**Short task**
Filter the entries, keeping every line with the word "this".

## begin Provided data

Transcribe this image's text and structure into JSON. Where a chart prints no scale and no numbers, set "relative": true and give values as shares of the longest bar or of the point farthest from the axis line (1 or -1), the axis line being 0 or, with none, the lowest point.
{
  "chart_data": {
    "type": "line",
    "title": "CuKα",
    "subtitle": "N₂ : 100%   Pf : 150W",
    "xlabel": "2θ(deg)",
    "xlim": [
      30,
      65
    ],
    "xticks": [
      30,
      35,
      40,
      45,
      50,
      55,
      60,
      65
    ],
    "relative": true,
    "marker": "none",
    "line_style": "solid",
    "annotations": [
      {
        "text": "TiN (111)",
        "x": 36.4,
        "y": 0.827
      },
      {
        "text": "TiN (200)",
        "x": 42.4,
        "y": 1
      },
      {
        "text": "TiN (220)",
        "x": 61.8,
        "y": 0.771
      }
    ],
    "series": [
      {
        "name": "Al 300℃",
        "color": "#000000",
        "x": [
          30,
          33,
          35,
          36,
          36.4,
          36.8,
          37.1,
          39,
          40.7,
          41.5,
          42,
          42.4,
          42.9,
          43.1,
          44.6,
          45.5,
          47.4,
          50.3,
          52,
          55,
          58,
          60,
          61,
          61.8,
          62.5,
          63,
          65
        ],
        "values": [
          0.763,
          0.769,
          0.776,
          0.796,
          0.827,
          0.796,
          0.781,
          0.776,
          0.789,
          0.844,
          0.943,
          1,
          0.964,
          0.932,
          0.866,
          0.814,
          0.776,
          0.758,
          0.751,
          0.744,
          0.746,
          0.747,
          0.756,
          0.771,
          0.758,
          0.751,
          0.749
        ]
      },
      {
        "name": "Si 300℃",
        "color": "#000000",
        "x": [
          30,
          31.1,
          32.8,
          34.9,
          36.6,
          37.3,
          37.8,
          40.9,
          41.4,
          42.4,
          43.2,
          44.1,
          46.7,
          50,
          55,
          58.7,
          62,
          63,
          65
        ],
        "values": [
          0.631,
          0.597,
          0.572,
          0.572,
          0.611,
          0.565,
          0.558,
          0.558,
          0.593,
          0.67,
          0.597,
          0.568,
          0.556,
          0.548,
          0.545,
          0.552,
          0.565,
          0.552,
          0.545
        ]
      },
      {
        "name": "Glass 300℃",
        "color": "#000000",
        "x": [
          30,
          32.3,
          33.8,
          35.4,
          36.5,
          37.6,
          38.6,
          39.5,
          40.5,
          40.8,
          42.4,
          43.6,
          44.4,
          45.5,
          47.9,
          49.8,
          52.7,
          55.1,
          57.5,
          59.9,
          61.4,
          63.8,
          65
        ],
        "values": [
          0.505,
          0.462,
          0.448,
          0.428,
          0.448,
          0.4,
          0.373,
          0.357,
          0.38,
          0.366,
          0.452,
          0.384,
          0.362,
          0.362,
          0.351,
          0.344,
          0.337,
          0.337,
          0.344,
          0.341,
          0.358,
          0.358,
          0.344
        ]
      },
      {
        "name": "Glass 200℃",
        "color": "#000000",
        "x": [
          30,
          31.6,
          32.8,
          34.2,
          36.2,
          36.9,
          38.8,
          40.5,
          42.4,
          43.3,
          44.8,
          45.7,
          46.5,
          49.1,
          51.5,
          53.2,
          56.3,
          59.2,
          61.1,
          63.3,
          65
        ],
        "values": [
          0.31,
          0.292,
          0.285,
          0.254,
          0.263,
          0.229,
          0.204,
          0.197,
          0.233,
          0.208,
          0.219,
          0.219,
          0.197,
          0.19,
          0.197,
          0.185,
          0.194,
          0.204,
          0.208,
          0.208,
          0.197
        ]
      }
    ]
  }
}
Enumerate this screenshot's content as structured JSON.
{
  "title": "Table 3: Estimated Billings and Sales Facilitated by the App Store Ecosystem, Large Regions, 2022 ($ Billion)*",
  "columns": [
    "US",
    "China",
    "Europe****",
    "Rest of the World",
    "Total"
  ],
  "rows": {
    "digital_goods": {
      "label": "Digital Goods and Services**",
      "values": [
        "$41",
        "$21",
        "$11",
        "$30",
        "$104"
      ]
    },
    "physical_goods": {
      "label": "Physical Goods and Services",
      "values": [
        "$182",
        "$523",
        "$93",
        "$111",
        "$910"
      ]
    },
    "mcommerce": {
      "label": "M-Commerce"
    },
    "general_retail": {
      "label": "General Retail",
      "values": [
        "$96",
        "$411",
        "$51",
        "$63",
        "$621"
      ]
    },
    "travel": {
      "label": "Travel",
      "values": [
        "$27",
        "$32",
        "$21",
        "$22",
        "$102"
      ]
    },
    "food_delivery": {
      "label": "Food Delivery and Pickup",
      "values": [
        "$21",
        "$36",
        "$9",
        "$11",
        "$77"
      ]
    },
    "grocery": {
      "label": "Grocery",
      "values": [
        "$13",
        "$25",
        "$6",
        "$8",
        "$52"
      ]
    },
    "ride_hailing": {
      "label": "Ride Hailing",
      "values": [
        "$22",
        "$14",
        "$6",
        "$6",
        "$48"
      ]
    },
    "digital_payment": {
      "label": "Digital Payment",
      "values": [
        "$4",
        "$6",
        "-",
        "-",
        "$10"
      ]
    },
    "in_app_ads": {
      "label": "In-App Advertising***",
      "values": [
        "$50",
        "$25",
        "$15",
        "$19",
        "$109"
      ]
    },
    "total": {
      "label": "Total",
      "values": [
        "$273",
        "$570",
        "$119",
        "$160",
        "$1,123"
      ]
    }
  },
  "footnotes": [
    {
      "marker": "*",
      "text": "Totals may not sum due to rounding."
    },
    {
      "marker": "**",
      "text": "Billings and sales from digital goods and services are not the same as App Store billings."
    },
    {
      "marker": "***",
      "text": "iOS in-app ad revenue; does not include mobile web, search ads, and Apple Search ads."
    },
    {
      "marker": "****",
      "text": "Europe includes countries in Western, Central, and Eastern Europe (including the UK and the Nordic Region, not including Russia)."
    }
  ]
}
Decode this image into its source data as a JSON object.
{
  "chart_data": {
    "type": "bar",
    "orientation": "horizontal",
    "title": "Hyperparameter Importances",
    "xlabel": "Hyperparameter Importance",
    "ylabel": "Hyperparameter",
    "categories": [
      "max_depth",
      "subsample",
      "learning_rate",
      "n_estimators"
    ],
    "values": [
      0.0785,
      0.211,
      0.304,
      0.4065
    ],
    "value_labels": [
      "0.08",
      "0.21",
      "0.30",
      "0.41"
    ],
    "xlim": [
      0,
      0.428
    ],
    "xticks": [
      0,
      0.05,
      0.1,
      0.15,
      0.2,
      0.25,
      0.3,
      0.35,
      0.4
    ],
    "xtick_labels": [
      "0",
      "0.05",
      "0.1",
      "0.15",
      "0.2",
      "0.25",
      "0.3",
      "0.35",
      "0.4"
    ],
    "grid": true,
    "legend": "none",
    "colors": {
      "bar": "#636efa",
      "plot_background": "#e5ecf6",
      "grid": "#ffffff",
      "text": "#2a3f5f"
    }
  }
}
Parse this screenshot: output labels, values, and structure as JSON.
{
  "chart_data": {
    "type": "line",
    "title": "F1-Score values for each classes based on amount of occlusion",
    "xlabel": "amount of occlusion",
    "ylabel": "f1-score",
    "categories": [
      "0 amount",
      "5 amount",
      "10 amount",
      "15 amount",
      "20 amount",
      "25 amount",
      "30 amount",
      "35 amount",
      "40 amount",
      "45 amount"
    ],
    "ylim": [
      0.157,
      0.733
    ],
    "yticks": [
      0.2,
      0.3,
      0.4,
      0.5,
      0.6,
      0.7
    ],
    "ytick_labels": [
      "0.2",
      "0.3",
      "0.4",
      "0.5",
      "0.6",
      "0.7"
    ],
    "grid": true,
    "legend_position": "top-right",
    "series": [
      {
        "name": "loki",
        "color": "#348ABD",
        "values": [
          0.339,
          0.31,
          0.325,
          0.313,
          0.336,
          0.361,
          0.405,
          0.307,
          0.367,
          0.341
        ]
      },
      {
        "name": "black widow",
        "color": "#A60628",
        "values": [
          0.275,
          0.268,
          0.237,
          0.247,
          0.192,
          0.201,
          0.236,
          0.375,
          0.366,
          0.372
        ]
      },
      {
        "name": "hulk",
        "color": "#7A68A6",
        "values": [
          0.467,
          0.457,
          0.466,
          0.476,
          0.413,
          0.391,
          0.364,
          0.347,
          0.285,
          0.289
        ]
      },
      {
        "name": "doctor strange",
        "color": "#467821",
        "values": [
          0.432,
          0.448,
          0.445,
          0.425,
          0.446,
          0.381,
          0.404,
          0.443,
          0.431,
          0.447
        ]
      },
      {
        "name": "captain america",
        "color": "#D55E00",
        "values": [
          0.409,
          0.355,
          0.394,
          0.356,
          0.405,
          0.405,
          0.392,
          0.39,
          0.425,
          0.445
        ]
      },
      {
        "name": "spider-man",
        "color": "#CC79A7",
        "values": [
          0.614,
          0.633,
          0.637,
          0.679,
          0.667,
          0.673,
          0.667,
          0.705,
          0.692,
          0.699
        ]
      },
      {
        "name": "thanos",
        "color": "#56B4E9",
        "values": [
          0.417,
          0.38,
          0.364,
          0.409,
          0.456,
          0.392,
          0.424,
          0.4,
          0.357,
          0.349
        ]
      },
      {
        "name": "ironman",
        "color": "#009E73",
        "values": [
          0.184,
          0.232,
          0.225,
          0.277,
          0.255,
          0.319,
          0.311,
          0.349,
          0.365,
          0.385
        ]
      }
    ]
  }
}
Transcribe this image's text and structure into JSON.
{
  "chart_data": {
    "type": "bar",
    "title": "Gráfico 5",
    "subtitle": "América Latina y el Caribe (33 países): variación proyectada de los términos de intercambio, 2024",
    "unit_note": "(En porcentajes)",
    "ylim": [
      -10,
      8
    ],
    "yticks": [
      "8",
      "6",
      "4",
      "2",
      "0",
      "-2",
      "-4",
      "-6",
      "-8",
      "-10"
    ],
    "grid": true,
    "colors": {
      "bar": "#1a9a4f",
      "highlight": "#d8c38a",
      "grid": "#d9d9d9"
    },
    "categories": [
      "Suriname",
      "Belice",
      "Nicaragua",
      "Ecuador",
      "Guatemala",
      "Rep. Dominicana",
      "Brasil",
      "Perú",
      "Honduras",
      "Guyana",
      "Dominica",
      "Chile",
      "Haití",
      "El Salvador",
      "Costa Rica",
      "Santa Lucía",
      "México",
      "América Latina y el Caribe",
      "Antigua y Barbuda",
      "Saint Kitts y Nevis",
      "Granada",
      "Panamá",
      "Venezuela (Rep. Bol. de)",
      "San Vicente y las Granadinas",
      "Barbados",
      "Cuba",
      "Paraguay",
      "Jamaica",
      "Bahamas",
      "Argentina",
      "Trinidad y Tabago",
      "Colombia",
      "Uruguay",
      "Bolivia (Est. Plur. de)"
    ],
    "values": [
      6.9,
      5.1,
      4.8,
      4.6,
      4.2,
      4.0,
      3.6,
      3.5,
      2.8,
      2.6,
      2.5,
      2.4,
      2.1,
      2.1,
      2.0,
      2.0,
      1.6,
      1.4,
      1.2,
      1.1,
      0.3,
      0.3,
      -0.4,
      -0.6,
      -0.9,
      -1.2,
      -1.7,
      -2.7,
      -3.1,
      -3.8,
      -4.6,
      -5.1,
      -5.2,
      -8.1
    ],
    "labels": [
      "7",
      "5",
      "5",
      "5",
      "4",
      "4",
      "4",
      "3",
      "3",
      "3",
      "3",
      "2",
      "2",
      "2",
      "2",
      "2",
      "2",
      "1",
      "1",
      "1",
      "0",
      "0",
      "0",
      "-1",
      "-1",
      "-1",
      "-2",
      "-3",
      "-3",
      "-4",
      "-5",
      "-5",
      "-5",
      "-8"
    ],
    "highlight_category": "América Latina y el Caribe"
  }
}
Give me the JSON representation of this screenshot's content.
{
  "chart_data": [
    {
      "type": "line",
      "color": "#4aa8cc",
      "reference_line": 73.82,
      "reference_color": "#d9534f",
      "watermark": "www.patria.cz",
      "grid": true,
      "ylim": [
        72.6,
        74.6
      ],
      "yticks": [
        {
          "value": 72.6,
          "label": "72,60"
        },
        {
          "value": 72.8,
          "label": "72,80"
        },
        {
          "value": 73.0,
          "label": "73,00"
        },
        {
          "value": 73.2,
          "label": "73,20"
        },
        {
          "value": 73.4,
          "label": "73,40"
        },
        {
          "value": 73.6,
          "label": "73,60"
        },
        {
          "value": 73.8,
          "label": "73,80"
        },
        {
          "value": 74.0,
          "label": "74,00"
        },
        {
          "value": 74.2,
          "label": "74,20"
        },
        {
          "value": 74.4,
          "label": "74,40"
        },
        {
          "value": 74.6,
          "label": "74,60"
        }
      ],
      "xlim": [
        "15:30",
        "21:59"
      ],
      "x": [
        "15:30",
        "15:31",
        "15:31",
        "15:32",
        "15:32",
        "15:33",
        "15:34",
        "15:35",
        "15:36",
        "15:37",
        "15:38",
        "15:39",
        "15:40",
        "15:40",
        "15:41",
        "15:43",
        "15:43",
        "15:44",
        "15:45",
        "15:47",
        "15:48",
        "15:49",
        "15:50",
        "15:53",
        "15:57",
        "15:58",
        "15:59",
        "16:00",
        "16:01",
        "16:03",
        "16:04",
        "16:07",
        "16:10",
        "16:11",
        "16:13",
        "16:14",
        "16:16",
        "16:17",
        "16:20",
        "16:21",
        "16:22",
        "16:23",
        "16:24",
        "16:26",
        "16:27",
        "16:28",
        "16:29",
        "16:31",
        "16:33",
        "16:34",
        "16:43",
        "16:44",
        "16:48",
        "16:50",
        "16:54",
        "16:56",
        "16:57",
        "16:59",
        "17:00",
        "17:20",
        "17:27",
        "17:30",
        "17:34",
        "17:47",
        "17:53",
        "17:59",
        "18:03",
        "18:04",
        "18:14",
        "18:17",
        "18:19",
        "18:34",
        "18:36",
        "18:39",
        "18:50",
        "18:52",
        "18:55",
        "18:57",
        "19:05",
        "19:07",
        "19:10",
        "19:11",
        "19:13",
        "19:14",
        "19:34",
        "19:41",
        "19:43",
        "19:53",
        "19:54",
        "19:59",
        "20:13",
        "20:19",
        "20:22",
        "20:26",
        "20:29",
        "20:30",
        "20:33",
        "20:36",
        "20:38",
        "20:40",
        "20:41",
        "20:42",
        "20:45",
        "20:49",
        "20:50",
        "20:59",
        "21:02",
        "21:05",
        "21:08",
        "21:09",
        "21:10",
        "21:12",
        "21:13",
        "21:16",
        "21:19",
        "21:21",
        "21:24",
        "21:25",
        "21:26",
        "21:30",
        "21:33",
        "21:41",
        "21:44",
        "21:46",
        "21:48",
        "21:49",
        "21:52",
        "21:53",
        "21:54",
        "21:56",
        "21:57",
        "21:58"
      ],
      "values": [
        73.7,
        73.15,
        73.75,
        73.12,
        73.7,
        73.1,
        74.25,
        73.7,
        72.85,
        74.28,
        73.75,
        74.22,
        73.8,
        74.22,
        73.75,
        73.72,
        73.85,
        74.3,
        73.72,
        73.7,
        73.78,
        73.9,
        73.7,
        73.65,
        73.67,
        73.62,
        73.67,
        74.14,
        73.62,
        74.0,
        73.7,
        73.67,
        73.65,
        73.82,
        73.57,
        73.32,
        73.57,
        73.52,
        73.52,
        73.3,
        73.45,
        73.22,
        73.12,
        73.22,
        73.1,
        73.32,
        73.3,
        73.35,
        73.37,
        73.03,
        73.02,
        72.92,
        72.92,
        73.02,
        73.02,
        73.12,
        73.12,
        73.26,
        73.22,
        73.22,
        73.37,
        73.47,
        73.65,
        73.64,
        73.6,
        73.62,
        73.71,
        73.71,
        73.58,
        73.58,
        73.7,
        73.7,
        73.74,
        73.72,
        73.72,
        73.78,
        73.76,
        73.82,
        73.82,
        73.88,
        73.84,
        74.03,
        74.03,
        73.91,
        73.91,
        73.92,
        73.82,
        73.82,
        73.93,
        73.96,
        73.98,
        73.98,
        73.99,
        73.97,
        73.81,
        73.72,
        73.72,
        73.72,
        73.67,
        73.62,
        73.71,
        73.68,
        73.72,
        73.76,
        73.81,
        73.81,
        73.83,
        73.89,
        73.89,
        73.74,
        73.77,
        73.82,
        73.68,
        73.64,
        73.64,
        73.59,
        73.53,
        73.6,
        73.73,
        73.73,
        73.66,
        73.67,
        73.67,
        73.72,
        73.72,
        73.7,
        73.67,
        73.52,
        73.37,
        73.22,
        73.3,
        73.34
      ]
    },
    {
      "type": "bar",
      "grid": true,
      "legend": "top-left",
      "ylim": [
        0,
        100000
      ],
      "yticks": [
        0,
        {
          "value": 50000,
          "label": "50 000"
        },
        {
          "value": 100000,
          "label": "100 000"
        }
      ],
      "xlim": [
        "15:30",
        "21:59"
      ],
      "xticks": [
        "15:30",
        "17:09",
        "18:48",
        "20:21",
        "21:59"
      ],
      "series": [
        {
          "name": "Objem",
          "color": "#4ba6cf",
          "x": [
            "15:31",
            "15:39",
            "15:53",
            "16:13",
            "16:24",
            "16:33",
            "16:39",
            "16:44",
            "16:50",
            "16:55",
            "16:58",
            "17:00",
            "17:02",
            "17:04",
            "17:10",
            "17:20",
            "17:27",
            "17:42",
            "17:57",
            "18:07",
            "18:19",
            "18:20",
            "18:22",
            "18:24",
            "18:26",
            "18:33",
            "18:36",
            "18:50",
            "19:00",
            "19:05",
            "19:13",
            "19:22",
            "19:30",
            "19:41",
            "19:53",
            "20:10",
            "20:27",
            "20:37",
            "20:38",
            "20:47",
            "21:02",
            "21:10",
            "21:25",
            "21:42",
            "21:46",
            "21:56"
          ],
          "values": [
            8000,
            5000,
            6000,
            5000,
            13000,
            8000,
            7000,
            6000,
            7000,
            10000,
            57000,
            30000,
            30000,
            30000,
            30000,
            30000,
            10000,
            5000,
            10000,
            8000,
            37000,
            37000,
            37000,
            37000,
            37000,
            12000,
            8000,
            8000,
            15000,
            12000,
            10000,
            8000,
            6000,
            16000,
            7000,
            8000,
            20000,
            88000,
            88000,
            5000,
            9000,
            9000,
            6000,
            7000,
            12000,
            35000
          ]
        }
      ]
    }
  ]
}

## end Provided data

**Exercise answer**
Transcribe this image's text and structure into JSON. Where a chart prints no scale and no numbers, set "relative": true and give values as shares of the longest bar or of the point farthest from the axis line (1 or -1), the axis line being 0 or, with none, the lowest point.
Enumerate this screenshot's content as structured JSON.
Decode this image into its source data as a JSON object.
Parse this screenshot: output labels, values, and structure as JSON.
Transcribe this image's text and structure into JSON.
Give me the JSON representation of this screenshot's content.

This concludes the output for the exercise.